__Exercise prompt__: Wherever a line holds the word "anidra", copy that line out.

__Material for this task__:

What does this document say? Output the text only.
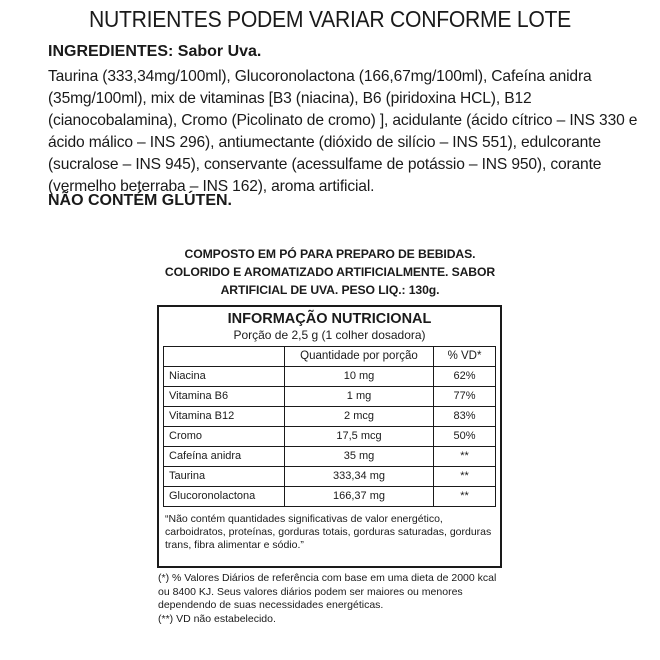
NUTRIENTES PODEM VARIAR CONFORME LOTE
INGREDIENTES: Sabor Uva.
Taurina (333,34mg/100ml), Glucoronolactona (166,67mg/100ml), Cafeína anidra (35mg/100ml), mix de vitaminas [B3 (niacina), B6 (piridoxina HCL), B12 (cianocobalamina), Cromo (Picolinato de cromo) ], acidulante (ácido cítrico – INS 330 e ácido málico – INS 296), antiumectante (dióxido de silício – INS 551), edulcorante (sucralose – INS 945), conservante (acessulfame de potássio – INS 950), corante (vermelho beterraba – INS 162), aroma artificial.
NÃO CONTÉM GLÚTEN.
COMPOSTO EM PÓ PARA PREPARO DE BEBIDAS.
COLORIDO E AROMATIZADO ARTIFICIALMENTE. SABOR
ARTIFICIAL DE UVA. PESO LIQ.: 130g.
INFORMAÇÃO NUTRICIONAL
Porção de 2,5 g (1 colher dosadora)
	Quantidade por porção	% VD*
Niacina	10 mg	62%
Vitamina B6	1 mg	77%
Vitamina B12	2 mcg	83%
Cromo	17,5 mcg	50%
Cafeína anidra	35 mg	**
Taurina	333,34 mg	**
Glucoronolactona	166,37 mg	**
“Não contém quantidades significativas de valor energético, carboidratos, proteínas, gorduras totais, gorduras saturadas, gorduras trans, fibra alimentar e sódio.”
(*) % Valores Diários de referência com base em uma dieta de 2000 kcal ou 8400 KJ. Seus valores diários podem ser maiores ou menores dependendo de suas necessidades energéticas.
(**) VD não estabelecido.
...
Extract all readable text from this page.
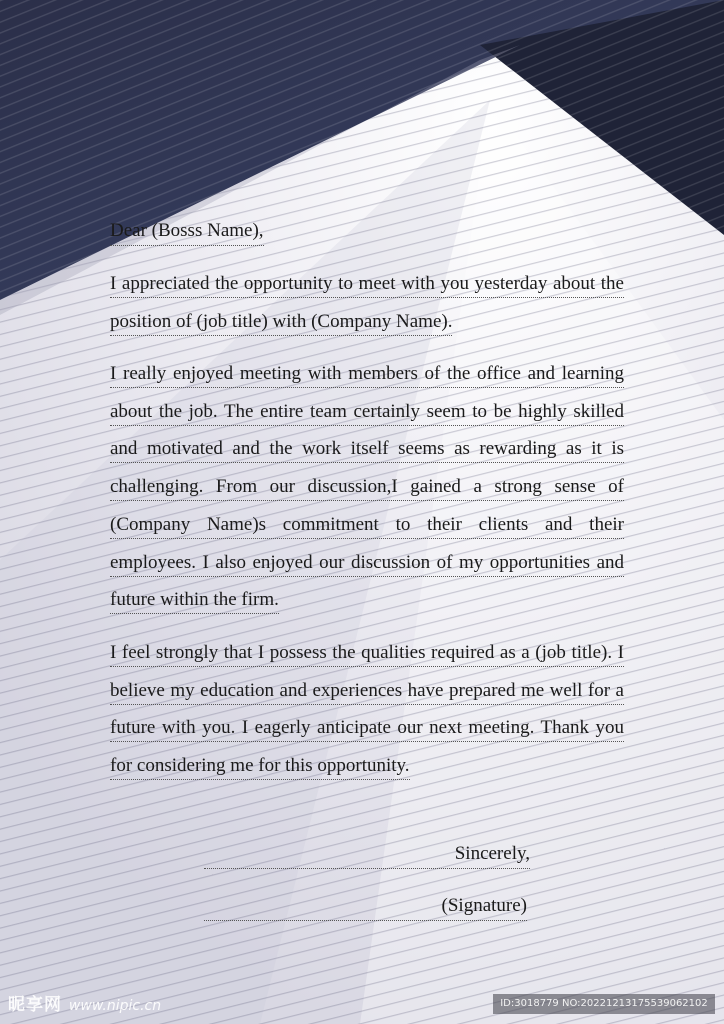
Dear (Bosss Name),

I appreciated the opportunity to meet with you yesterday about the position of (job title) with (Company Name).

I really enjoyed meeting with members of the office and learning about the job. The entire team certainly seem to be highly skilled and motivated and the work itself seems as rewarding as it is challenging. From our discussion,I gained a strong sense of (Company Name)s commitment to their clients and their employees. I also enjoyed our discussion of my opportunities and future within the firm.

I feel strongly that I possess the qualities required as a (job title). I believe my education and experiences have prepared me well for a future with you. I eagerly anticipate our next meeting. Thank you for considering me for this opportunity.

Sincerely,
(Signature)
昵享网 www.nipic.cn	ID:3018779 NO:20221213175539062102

__Response to this task__:
Taurina (333,34mg/100ml), Glucoronolactona (166,67mg/100ml), Cafeína anidra (35mg/100ml), mix de vitaminas [B3 (niacina), B6 (piridoxina HCL), B12 (cianocobalamina), Cromo (Picolinato de cromo) ], acidulante (ácido cítrico – INS 330 e ácido málico – INS 296), antiumectante (dióxido de silício – INS 551), edulcorante (sucralose – INS 945), conservante (acessulfame de potássio – INS 950), corante (vermelho beterraba – INS 162), aroma artificial.
Cafeína anidra	35 mg	**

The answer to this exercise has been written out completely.